** start of Dataset rows **

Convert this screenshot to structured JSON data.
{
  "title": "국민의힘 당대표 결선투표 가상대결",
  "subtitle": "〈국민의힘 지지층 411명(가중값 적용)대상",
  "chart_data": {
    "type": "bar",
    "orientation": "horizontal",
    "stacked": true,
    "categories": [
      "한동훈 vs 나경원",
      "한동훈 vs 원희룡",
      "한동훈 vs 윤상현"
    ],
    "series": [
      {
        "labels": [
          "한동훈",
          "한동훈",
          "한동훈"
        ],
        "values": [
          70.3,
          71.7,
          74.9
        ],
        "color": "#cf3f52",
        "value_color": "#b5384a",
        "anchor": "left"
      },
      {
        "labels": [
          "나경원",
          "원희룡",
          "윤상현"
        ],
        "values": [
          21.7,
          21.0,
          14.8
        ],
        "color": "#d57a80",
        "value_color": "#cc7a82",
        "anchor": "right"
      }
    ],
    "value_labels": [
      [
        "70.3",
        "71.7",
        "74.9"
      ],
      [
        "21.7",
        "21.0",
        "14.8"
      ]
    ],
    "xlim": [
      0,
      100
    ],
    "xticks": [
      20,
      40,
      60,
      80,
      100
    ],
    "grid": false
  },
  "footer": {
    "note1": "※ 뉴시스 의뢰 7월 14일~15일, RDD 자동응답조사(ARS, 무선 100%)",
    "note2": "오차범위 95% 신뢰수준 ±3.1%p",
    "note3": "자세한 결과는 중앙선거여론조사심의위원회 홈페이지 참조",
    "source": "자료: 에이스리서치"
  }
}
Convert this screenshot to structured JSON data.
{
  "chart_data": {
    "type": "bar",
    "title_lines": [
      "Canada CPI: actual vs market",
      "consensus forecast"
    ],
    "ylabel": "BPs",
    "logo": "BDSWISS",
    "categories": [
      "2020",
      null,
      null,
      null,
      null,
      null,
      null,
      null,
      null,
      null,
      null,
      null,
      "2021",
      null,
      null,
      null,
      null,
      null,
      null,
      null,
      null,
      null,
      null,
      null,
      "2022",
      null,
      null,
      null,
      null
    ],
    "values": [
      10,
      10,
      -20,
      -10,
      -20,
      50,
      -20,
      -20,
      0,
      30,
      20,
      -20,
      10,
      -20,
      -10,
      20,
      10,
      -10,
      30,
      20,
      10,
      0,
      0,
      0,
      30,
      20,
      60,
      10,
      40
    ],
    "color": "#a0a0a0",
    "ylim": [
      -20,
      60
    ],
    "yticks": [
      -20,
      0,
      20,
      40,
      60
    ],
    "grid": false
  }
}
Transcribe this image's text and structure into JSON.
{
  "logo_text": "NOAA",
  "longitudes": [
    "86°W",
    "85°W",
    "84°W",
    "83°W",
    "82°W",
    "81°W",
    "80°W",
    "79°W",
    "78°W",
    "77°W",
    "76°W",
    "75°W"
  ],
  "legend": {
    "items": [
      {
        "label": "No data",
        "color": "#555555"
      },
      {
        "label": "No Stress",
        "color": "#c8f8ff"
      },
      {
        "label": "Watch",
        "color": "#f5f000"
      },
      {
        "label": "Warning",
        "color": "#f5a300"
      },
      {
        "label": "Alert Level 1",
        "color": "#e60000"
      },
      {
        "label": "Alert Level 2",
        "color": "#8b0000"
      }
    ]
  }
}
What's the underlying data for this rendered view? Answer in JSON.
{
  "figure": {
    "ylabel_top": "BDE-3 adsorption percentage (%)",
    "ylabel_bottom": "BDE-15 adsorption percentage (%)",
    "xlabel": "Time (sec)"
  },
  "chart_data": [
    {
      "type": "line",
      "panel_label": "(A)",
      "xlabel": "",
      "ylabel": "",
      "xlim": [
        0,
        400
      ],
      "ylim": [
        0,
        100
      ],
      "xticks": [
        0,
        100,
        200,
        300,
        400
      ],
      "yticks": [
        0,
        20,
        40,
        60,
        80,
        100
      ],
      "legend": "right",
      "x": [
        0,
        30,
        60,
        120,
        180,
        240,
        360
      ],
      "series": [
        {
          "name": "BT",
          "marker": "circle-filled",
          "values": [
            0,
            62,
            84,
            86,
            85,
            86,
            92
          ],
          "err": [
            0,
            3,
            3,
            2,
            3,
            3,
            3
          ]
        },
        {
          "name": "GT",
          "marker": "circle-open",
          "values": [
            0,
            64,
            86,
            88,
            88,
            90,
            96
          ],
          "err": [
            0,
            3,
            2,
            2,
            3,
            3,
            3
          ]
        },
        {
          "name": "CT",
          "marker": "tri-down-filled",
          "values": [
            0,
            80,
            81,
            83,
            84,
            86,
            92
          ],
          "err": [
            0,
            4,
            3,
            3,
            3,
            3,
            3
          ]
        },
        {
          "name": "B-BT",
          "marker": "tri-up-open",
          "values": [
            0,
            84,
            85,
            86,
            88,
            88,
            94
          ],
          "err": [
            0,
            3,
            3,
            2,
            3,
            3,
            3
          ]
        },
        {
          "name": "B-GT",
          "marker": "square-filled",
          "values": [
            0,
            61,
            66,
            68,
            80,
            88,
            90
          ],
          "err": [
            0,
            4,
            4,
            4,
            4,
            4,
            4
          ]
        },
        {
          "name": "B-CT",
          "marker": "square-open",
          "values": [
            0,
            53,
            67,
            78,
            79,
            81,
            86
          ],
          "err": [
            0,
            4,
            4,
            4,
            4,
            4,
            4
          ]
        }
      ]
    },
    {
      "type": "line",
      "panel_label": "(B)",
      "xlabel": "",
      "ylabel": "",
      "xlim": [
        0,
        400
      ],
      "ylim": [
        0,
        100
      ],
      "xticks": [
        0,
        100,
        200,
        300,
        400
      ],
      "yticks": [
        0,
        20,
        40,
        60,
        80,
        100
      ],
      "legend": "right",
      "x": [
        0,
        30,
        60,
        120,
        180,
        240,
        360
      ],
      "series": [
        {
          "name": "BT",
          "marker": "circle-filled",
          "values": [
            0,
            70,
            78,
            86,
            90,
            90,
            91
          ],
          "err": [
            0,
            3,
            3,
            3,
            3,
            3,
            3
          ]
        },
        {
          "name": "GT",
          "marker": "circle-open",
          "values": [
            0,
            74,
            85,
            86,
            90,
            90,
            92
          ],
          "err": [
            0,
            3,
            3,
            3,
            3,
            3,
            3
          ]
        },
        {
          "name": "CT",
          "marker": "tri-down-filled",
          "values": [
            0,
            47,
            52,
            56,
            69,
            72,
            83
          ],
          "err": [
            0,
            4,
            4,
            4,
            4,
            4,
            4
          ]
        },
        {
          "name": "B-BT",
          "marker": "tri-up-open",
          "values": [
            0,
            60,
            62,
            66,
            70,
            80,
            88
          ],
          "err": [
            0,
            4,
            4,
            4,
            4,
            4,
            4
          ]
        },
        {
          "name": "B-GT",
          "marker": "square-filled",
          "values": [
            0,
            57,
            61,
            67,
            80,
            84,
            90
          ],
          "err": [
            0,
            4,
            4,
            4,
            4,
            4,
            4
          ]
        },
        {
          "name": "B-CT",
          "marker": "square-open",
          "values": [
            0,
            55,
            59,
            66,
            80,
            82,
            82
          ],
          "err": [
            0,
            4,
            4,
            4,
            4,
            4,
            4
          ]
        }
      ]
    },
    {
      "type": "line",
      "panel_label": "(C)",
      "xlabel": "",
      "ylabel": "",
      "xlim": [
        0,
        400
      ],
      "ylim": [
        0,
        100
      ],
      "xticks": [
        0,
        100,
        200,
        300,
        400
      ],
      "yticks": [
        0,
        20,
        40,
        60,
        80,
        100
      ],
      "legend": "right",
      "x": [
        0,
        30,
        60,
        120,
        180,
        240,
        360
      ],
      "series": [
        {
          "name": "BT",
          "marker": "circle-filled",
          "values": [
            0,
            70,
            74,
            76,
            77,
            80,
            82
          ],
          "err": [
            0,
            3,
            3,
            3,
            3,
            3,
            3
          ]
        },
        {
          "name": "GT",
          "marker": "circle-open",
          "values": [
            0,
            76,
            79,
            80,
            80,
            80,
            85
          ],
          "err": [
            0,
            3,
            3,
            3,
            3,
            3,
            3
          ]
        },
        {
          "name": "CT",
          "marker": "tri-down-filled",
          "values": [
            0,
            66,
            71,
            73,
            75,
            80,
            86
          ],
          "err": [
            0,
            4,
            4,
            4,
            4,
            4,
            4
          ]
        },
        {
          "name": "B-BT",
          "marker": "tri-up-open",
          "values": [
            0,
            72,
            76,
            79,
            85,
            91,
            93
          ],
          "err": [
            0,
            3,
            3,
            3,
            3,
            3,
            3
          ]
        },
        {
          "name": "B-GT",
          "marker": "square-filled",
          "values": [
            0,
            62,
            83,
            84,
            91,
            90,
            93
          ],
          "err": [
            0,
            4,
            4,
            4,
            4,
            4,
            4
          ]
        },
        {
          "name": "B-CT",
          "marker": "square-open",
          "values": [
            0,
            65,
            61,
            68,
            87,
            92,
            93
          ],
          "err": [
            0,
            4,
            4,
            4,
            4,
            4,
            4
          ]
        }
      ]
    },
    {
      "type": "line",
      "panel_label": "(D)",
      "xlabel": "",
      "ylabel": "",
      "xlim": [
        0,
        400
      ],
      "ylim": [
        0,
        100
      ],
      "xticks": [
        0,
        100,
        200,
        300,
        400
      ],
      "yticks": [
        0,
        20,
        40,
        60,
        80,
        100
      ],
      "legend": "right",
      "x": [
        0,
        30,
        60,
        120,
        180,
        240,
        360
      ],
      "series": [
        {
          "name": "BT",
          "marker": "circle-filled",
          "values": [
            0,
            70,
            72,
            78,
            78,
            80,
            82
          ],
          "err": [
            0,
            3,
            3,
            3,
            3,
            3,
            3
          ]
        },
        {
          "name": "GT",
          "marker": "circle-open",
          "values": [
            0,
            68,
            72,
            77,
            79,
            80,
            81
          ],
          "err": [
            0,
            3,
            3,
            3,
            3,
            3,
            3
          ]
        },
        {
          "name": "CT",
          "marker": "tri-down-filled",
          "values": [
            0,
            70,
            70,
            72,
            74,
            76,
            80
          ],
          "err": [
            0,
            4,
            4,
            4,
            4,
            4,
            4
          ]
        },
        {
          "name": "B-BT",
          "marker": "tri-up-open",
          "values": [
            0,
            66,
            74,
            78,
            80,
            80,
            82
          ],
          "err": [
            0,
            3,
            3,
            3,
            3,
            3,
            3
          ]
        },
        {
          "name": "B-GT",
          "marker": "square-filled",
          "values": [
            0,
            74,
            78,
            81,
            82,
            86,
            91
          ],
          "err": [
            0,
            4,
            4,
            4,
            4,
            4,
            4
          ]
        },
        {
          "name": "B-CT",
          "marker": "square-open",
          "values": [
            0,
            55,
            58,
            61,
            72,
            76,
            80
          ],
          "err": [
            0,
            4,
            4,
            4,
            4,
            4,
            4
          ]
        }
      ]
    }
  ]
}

** end of Dataset rows **

- Your goal:
In the listing, find each line with the string "Alert" and copy it.

- Full response:
        "label": "Alert Level 1",
        "label": "Alert Level 2",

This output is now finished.